> **Raw data**:
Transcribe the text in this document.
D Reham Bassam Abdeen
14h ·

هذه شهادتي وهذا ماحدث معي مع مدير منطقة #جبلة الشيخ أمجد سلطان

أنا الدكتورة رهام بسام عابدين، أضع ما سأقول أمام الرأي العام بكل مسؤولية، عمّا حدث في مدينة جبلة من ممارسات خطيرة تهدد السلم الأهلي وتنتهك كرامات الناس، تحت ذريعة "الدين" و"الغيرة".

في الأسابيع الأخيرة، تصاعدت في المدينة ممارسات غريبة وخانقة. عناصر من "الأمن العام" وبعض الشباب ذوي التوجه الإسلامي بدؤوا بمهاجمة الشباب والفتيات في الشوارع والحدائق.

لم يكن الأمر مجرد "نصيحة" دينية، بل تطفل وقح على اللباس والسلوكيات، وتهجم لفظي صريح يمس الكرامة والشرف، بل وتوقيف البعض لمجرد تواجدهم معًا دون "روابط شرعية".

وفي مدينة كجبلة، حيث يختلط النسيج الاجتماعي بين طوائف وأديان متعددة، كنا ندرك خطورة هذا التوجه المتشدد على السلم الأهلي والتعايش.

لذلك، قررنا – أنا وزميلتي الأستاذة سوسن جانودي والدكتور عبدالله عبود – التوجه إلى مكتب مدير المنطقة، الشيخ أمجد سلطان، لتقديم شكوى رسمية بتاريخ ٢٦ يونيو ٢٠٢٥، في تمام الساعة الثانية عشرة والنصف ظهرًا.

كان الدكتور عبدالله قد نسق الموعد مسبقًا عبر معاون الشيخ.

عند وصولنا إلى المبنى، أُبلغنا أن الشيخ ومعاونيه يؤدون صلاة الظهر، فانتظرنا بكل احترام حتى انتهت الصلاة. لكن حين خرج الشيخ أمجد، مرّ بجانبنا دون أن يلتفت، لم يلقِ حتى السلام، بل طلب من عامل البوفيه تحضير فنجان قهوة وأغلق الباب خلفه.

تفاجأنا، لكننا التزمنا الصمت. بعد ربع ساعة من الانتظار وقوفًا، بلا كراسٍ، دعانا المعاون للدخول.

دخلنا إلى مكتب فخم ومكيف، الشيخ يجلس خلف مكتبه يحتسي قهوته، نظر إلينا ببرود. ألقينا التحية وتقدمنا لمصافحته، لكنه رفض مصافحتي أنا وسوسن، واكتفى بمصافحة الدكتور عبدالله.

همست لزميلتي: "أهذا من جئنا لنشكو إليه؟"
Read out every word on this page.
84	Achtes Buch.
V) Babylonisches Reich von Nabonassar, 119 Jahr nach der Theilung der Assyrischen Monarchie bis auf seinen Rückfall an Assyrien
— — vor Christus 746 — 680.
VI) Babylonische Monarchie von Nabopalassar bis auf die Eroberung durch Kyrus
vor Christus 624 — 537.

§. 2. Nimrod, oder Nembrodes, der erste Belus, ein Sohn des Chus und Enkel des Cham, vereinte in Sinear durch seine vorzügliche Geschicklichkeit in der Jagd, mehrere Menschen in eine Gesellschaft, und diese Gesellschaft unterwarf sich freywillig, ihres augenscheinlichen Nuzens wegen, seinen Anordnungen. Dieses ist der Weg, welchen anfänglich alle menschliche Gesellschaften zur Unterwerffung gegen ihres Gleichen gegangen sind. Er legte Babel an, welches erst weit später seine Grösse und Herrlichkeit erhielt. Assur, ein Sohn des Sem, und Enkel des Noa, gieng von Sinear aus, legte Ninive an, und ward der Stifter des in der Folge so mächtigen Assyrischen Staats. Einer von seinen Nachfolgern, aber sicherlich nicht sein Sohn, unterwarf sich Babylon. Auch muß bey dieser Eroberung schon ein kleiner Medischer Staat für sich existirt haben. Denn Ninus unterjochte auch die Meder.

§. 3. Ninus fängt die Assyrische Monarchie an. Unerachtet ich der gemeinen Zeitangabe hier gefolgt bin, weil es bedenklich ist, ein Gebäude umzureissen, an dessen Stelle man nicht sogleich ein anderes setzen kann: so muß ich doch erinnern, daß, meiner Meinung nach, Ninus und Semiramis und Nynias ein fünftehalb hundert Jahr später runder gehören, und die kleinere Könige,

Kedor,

> **What the exercise asks**:
Begin with the line containing "Read out every word on this page." and repeat each line exactly until the records above end.

> **Finished exercise**:
Read out every word on this page.
84	Achtes Buch.
V) Babylonisches Reich von Nabonassar, 119 Jahr nach der Theilung der Assyrischen Monarchie bis auf seinen Rückfall an Assyrien
— — vor Christus 746 — 680.
VI) Babylonische Monarchie von Nabopalassar bis auf die Eroberung durch Kyrus
vor Christus 624 — 537.

§. 2. Nimrod, oder Nembrodes, der erste Belus, ein Sohn des Chus und Enkel des Cham, vereinte in Sinear durch seine vorzügliche Geschicklichkeit in der Jagd, mehrere Menschen in eine Gesellschaft, und diese Gesellschaft unterwarf sich freywillig, ihres augenscheinlichen Nuzens wegen, seinen Anordnungen. Dieses ist der Weg, welchen anfänglich alle menschliche Gesellschaften zur Unterwerffung gegen ihres Gleichen gegangen sind. Er legte Babel an, welches erst weit später seine Grösse und Herrlichkeit erhielt. Assur, ein Sohn des Sem, und Enkel des Noa, gieng von Sinear aus, legte Ninive an, und ward der Stifter des in der Folge so mächtigen Assyrischen Staats. Einer von seinen Nachfolgern, aber sicherlich nicht sein Sohn, unterwarf sich Babylon. Auch muß bey dieser Eroberung schon ein kleiner Medischer Staat für sich existirt haben. Denn Ninus unterjochte auch die Meder.

§. 3. Ninus fängt die Assyrische Monarchie an. Unerachtet ich der gemeinen Zeitangabe hier gefolgt bin, weil es bedenklich ist, ein Gebäude umzureissen, an dessen Stelle man nicht sogleich ein anderes setzen kann: so muß ich doch erinnern, daß, meiner Meinung nach, Ninus und Semiramis und Nynias ein fünftehalb hundert Jahr später runder gehören, und die kleinere Könige,

Kedor,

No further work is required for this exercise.